Whenever a line below holds the word "zasięgnąć", copy that line.
— BEGIN EXTRACTED ENTRIES —
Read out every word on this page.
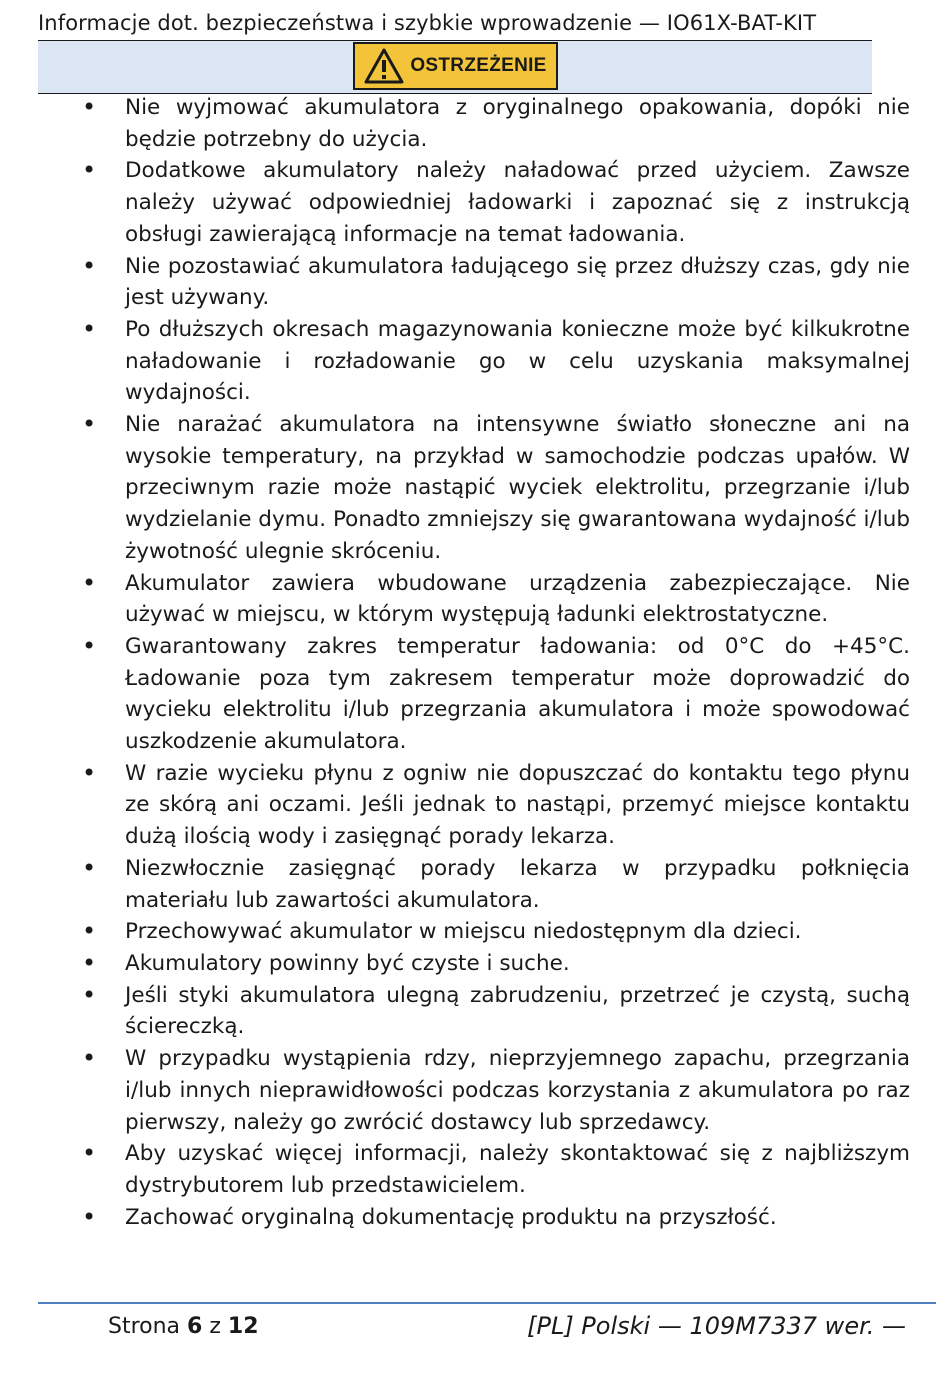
Informacje dot. bezpieczeństwa i szybkie wprowadzenie — IO61X-BAT-KIT
OSTRZEŻENIE
• Nie wyjmować akumulatora z oryginalnego opakowania, dopóki nie będzie potrzebny do użycia.
• Dodatkowe akumulatory należy naładować przed użyciem. Zawsze należy używać odpowiedniej ładowarki i zapoznać się z instrukcją obsługi zawierającą informacje na temat ładowania.
• Nie pozostawiać akumulatora ładującego się przez dłuższy czas, gdy nie jest używany.
• Po dłuższych okresach magazynowania konieczne może być kilkukrotne naładowanie i rozładowanie go w celu uzyskania maksymalnej wydajności.
• Nie narażać akumulatora na intensywne światło słoneczne ani na wysokie temperatury, na przykład w samochodzie podczas upałów. W przeciwnym razie może nastąpić wyciek elektrolitu, przegrzanie i/lub wydzielanie dymu. Ponadto zmniejszy się gwarantowana wydajność i/lub żywotność ulegnie skróceniu.
• Akumulator zawiera wbudowane urządzenia zabezpieczające. Nie używać w miejscu, w którym występują ładunki elektrostatyczne.
• Gwarantowany zakres temperatur ładowania: od 0°C do +45°C. Ładowanie poza tym zakresem temperatur może doprowadzić do wycieku elektrolitu i/lub przegrzania akumulatora i może spowodować uszkodzenie akumulatora.
• W razie wycieku płynu z ogniw nie dopuszczać do kontaktu tego płynu ze skórą ani oczami. Jeśli jednak to nastąpi, przemyć miejsce kontaktu dużą ilością wody i zasięgnąć porady lekarza.
• Niezwłocznie zasięgnąć porady lekarza w przypadku połknięcia materiału lub zawartości akumulatora.
• Przechowywać akumulator w miejscu niedostępnym dla dzieci.
• Akumulatory powinny być czyste i suche.
• Jeśli styki akumulatora ulegną zabrudzeniu, przetrzeć je czystą, suchą ściereczką.
• W przypadku wystąpienia rdzy, nieprzyjemnego zapachu, przegrzania i/lub innych nieprawidłowości podczas korzystania z akumulatora po raz pierwszy, należy go zwrócić dostawcy lub sprzedawcy.
• Aby uzyskać więcej informacji, należy skontaktować się z najbliższym dystrybutorem lub przedstawicielem.
• Zachować oryginalną dokumentację produktu na przyszłość.
Strona 6 z 12	[PL] Polski — 109M7337 wer. —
— END EXTRACTED ENTRIES —
▸ **SOLUTION**:
• W razie wycieku płynu z ogniw nie dopuszczać do kontaktu tego płynu ze skórą ani oczami. Jeśli jednak to nastąpi, przemyć miejsce kontaktu dużą ilością wody i zasięgnąć porady lekarza.
• Niezwłocznie zasięgnąć porady lekarza w przypadku połknięcia materiału lub zawartości akumulatora.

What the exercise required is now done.